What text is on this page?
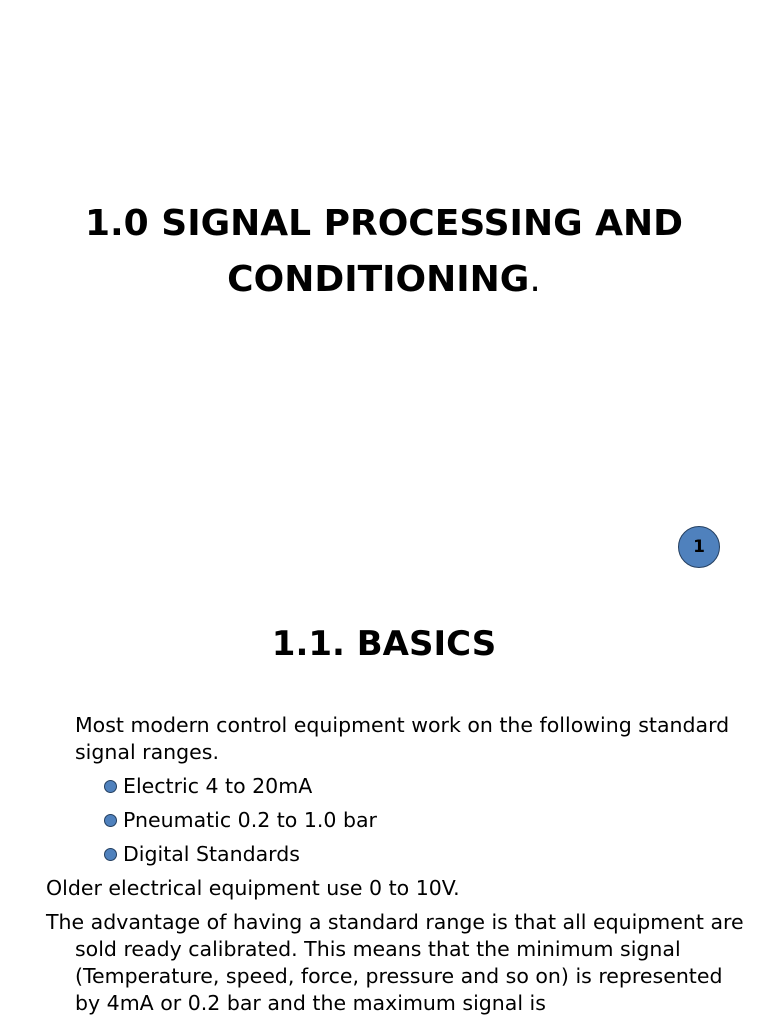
1.0 SIGNAL PROCESSING AND
CONDITIONING.
1
1.1. BASICS
Most modern control equipment work on the following standard signal ranges.
Electric 4 to 20mA
Pneumatic 0.2 to 1.0 bar
Digital Standards
Older electrical equipment use 0 to 10V.
The advantage of having a standard range is that all equipment are sold ready calibrated. This means that the minimum signal (Temperature, speed, force, pressure and so on) is represented by 4mA or 0.2 bar and the maximum signal is
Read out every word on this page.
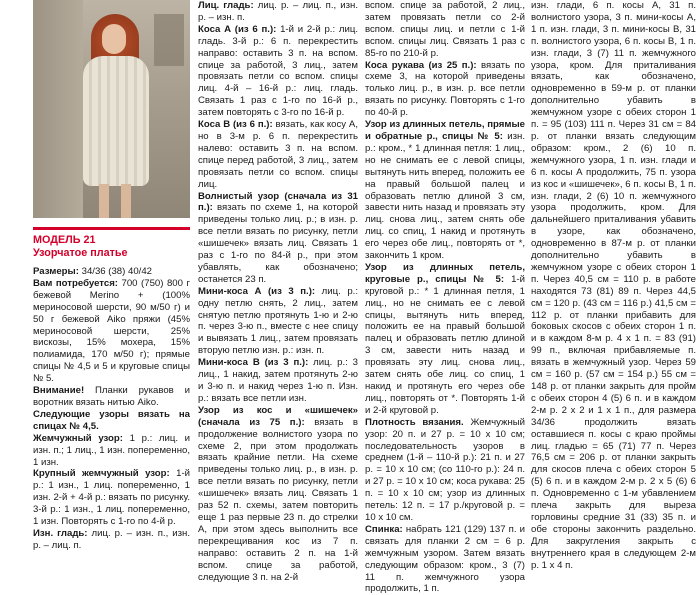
МОДЕЛЬ 21
Узорчатое платье

Размеры: 34/36 (38) 40/42

Вам потребуется: 700 (750) 800 г бежевой Merino + (100% мериносовой шерсти, 90 м/50 г) и 50 г бежевой Aiko пряжи (45% мериносовой шерсти, 25% вискозы, 15% мохера, 15% полиамида, 170 м/50 г); прямые спицы № 4,5 и 5 и круговые спицы № 5.

Внимание! Планки рукавов и воротник вязать нитью Aiko.

Следующие узоры вязать на спицах № 4,5.

Жемчужный узор: 1 р.: лиц. и изн. п.; 1 лиц., 1 изн. попеременно, 1 изн.

Крупный жемчужный узор: 1-й р.: 1 изн., 1 лиц. попеременно, 1 изн. 2-й + 4-й р.: вязать по рисунку. 3-й р.: 1 изн., 1 лиц. попеременно, 1 изн. Повторять с 1-го по 4-й р.

Изн. гладь: лиц. р. – изн. п., изн. р. – лиц. п.

Лиц. гладь: лиц. р. – лиц. п., изн. р. – изн. п.

Коса А (из 6 п.): 1-й и 2-й р.: лиц. гладь. 3-й р.: 6 п. перекрестить направо: оставить 3 п. на вспом. спице за работой, 3 лиц., затем провязать петли со вспом. спицы лиц. 4-й – 16-й р.: лиц. гладь. Связать 1 раз с 1-го по 16-й р., затем повторять с 3-го по 16-й р.

Коса В (из 6 п.): вязать, как косу А, но в 3-м р. 6 п. перекрестить налево: оставить 3 п. на вспом. спице перед работой, 3 лиц., затем провязать петли со вспом. спицы лиц.

Волнистый узор (сначала из 31 п.): вязать по схеме 1, на которой приведены только лиц. р.; в изн. р. все петли вязать по рисунку, петли «шишечек» вязать лиц. Связать 1 раз с 1-го по 84-й р., при этом убавлять, как обозначено; останется 23 п.

Мини-коса А (из 3 п.): лиц. р.: одну петлю снять, 2 лиц., затем снятую петлю протянуть 1-ю и 2-ю п. через 3-ю п., вместе с нее спицу и вывязать 1 лиц., затем провязать вторую петлю изн. р.: изн. п.

Мини-коса В (из 3 п.): лиц. р.: 3 лиц., 1 накид, затем протянуть 2-ю и 3-ю п. и накид через 1-ю п. Изн. р.: вязать все петли изн.

Узор из кос и «шишечек» (сначала из 75 п.): вязать в продолжение волнистого узора по схеме 2, при этом продолжать вязать крайние петли. На схеме приведены только лиц. р., в изн. р. все петли вязать по рисунку, петли «шишечек» вязать лиц. Связать 1 раз 52 п. схемы, затем повторить еще 1 раз первые 23 п. до стрелки А, при этом здесь выполнить все перекрещивания кос из 7 п. направо: оставить 2 п. на 1-й вспом. спице за работой, следующие 3 п. на 2-й

вспом. спице за работой, 2 лиц., затем провязать петли со 2-й вспом. спицы лиц. и петли с 1-й вспом. спицы лиц. Связать 1 раз с 85-го по 210-й р.

Коса рукава (из 25 п.): вязать по схеме 3, на которой приведены только лиц. р., в изн. р. все петли вязать по рисунку. Повторять с 1-го по 40-й р.

Узор из длинных петель, прямые и обратные р., спицы № 5: изн. р.: кром., * 1 длинная петля: 1 лиц., но не снимать ее с левой спицы, вытянуть нить вперед, положить ее на правый большой палец и образовать петлю длиной 3 см, завести нить назад и провязать эту лиц. снова лиц., затем снять обе лиц. со спиц, 1 накид и протянуть его через обе лиц., повторять от *, закончить 1 кром.

Узор из длинных петель, круговые р., спицы № 5: 1-й круговой р.: * 1 длинная петля, 1 лиц., но не снимать ее с левой спицы, вытянуть нить вперед, положить ее на правый большой палец и образовать петлю длиной 3 см, завести нить назад и провязать эту лиц. снова лиц., затем снять обе лиц. со спиц, 1 накид и протянуть его через обе лиц., повторять от *. Повторять 1-й и 2-й круговой р.

Плотность вязания. Жемчужный узор: 20 п. и 27 р. = 10 х 10 см; последовательность узоров в среднем (1-й – 110-й р.): 21 п. и 27 р. = 10 х 10 см; (со 110-го р.): 24 п. и 27 р. = 10 х 10 см; коса рукава: 25 п. = 10 х 10 см; узор из длинных петель: 12 п. = 17 р./круговой р. = 10 х 10 см.

Спинка: набрать 121 (129) 137 п. и связать для планки 2 см = 6 р. жемчужным узором. Затем вязать следующим образом: кром., 3 (7) 11 п. жемчужного узора продолжить, 1 п.

изн. глади, 6 п. косы А, 31 п. волнистого узора, 3 п. мини-косы А, 1 п. изн. глади, 3 п. мини-косы В, 31 п. волнистого узора, 6 п. косы В, 1 п. изн. глади, 3 (7) 11 п. жемчужного узора, кром. Для приталивания вязать, как обозначено, одновременно в 59-м р. от планки дополнительно убавить в жемчужном узоре с обеих сторон 1 п. = 95 (103) 111 п. Через 31 см = 84 р. от планки вязать следующим образом: кром., 2 (6) 10 п. жемчужного узора, 1 п. изн. глади и 6 п. косы А продолжить, 75 п. узора из кос и «шишечек», 6 п. косы В, 1 п. изн. глади, 2 (6) 10 п. жемчужного узора продолжить, кром. Для дальнейшего приталивания убавить в узоре, как обозначено, одновременно в 87-м р. от планки дополнительно убавить в жемчужном узоре с обеих сторон 1 п. Через 40,5 см = 110 р. в работе находятся 73 (81) 89 п. Через 44,5 см = 120 р. (43 см = 116 р.) 41,5 см = 112 р. от планки прибавить для боковых скосов с обеих сторон 1 п. и в каждом 8-м р. 4 х 1 п. = 83 (91) 99 п., включая прибавляемые п. вязать в жемчужный узор. Через 59 см = 160 р. (57 см = 154 р.) 55 см = 148 р. от планки закрыть для пройм с обеих сторон 4 (5) 6 п. и в каждом 2-м р. 2 х 2 и 1 х 1 п., для размера 34/36 продолжить вязать оставшиеся п. косы с краю проймы лиц. гладью = 65 (71) 77 п. Через 76,5 см = 206 р. от планки закрыть для скосов плеча с обеих сторон 5 (5) 6 п. и в каждом 2-м р. 2 х 5 (6) 6 п. Одновременно с 1-м убавлением плеча закрыть для выреза горловины средние 31 (33) 35 п. и обе стороны закончить раздельно. Для закругления закрыть с внутреннего края в следующем 2-м р. 1 х 4 п.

◇ ◇ ◇ ◇

## Exercise task
Repeat the records above exactly, leaving out the pictures.

## Output for this task
What text is on this page?
1.0 SIGNAL PROCESSING AND
CONDITIONING.
1
1.1. BASICS
Most modern control equipment work on the following standard signal ranges.
Electric 4 to 20mA
Pneumatic 0.2 to 1.0 bar
Digital Standards
Older electrical equipment use 0 to 10V.
The advantage of having a standard range is that all equipment are sold ready calibrated. This means that the minimum signal (Temperature, speed, force, pressure and so on) is represented by 4mA or 0.2 bar and the maximum signal is
Read out every word on this page.
МОДЕЛЬ 21
Узорчатое платье

Размеры: 34/36 (38) 40/42

Вам потребуется: 700 (750) 800 г бежевой Merino + (100% мериносовой шерсти, 90 м/50 г) и 50 г бежевой Aiko пряжи (45% мериносовой шерсти, 25% вискозы, 15% мохера, 15% полиамида, 170 м/50 г); прямые спицы № 4,5 и 5 и круговые спицы № 5.

Внимание! Планки рукавов и воротник вязать нитью Aiko.

Следующие узоры вязать на спицах № 4,5.

Жемчужный узор: 1 р.: лиц. и изн. п.; 1 лиц., 1 изн. попеременно, 1 изн.

Крупный жемчужный узор: 1-й р.: 1 изн., 1 лиц. попеременно, 1 изн. 2-й + 4-й р.: вязать по рисунку. 3-й р.: 1 изн., 1 лиц. попеременно, 1 изн. Повторять с 1-го по 4-й р.

Изн. гладь: лиц. р. – изн. п., изн. р. – лиц. п.

Лиц. гладь: лиц. р. – лиц. п., изн. р. – изн. п.

Коса А (из 6 п.): 1-й и 2-й р.: лиц. гладь. 3-й р.: 6 п. перекрестить направо: оставить 3 п. на вспом. спице за работой, 3 лиц., затем провязать петли со вспом. спицы лиц. 4-й – 16-й р.: лиц. гладь. Связать 1 раз с 1-го по 16-й р., затем повторять с 3-го по 16-й р.

Коса В (из 6 п.): вязать, как косу А, но в 3-м р. 6 п. перекрестить налево: оставить 3 п. на вспом. спице перед работой, 3 лиц., затем провязать петли со вспом. спицы лиц.

Волнистый узор (сначала из 31 п.): вязать по схеме 1, на которой приведены только лиц. р.; в изн. р. все петли вязать по рисунку, петли «шишечек» вязать лиц. Связать 1 раз с 1-го по 84-й р., при этом убавлять, как обозначено; останется 23 п.

Мини-коса А (из 3 п.): лиц. р.: одну петлю снять, 2 лиц., затем снятую петлю протянуть 1-ю и 2-ю п. через 3-ю п., вместе с нее спицу и вывязать 1 лиц., затем провязать вторую петлю изн. р.: изн. п.

Мини-коса В (из 3 п.): лиц. р.: 3 лиц., 1 накид, затем протянуть 2-ю и 3-ю п. и накид через 1-ю п. Изн. р.: вязать все петли изн.

Узор из кос и «шишечек» (сначала из 75 п.): вязать в продолжение волнистого узора по схеме 2, при этом продолжать вязать крайние петли. На схеме приведены только лиц. р., в изн. р. все петли вязать по рисунку, петли «шишечек» вязать лиц. Связать 1 раз 52 п. схемы, затем повторить еще 1 раз первые 23 п. до стрелки А, при этом здесь выполнить все перекрещивания кос из 7 п. направо: оставить 2 п. на 1-й вспом. спице за работой, следующие 3 п. на 2-й

вспом. спице за работой, 2 лиц., затем провязать петли со 2-й вспом. спицы лиц. и петли с 1-й вспом. спицы лиц. Связать 1 раз с 85-го по 210-й р.

Коса рукава (из 25 п.): вязать по схеме 3, на которой приведены только лиц. р., в изн. р. все петли вязать по рисунку. Повторять с 1-го по 40-й р.

Узор из длинных петель, прямые и обратные р., спицы № 5: изн. р.: кром., * 1 длинная петля: 1 лиц., но не снимать ее с левой спицы, вытянуть нить вперед, положить ее на правый большой палец и образовать петлю длиной 3 см, завести нить назад и провязать эту лиц. снова лиц., затем снять обе лиц. со спиц, 1 накид и протянуть его через обе лиц., повторять от *, закончить 1 кром.

Узор из длинных петель, круговые р., спицы № 5: 1-й круговой р.: * 1 длинная петля, 1 лиц., но не снимать ее с левой спицы, вытянуть нить вперед, положить ее на правый большой палец и образовать петлю длиной 3 см, завести нить назад и провязать эту лиц. снова лиц., затем снять обе лиц. со спиц, 1 накид и протянуть его через обе лиц., повторять от *. Повторять 1-й и 2-й круговой р.

Плотность вязания. Жемчужный узор: 20 п. и 27 р. = 10 х 10 см; последовательность узоров в среднем (1-й – 110-й р.): 21 п. и 27 р. = 10 х 10 см; (со 110-го р.): 24 п. и 27 р. = 10 х 10 см; коса рукава: 25 п. = 10 х 10 см; узор из длинных петель: 12 п. = 17 р./круговой р. = 10 х 10 см.

Спинка: набрать 121 (129) 137 п. и связать для планки 2 см = 6 р. жемчужным узором. Затем вязать следующим образом: кром., 3 (7) 11 п. жемчужного узора продолжить, 1 п.

изн. глади, 6 п. косы А, 31 п. волнистого узора, 3 п. мини-косы А, 1 п. изн. глади, 3 п. мини-косы В, 31 п. волнистого узора, 6 п. косы В, 1 п. изн. глади, 3 (7) 11 п. жемчужного узора, кром. Для приталивания вязать, как обозначено, одновременно в 59-м р. от планки дополнительно убавить в жемчужном узоре с обеих сторон 1 п. = 95 (103) 111 п. Через 31 см = 84 р. от планки вязать следующим образом: кром., 2 (6) 10 п. жемчужного узора, 1 п. изн. глади и 6 п. косы А продолжить, 75 п. узора из кос и «шишечек», 6 п. косы В, 1 п. изн. глади, 2 (6) 10 п. жемчужного узора продолжить, кром. Для дальнейшего приталивания убавить в узоре, как обозначено, одновременно в 87-м р. от планки дополнительно убавить в жемчужном узоре с обеих сторон 1 п. Через 40,5 см = 110 р. в работе находятся 73 (81) 89 п. Через 44,5 см = 120 р. (43 см = 116 р.) 41,5 см = 112 р. от планки прибавить для боковых скосов с обеих сторон 1 п. и в каждом 8-м р. 4 х 1 п. = 83 (91) 99 п., включая прибавляемые п. вязать в жемчужный узор. Через 59 см = 160 р. (57 см = 154 р.) 55 см = 148 р. от планки закрыть для пройм с обеих сторон 4 (5) 6 п. и в каждом 2-м р. 2 х 2 и 1 х 1 п., для размера 34/36 продолжить вязать оставшиеся п. косы с краю проймы лиц. гладью = 65 (71) 77 п. Через 76,5 см = 206 р. от планки закрыть для скосов плеча с обеих сторон 5 (5) 6 п. и в каждом 2-м р. 2 х 5 (6) 6 п. Одновременно с 1-м убавлением плеча закрыть для выреза горловины средние 31 (33) 35 п. и обе стороны закончить раздельно. Для закругления закрыть с внутреннего края в следующем 2-м р. 1 х 4 п.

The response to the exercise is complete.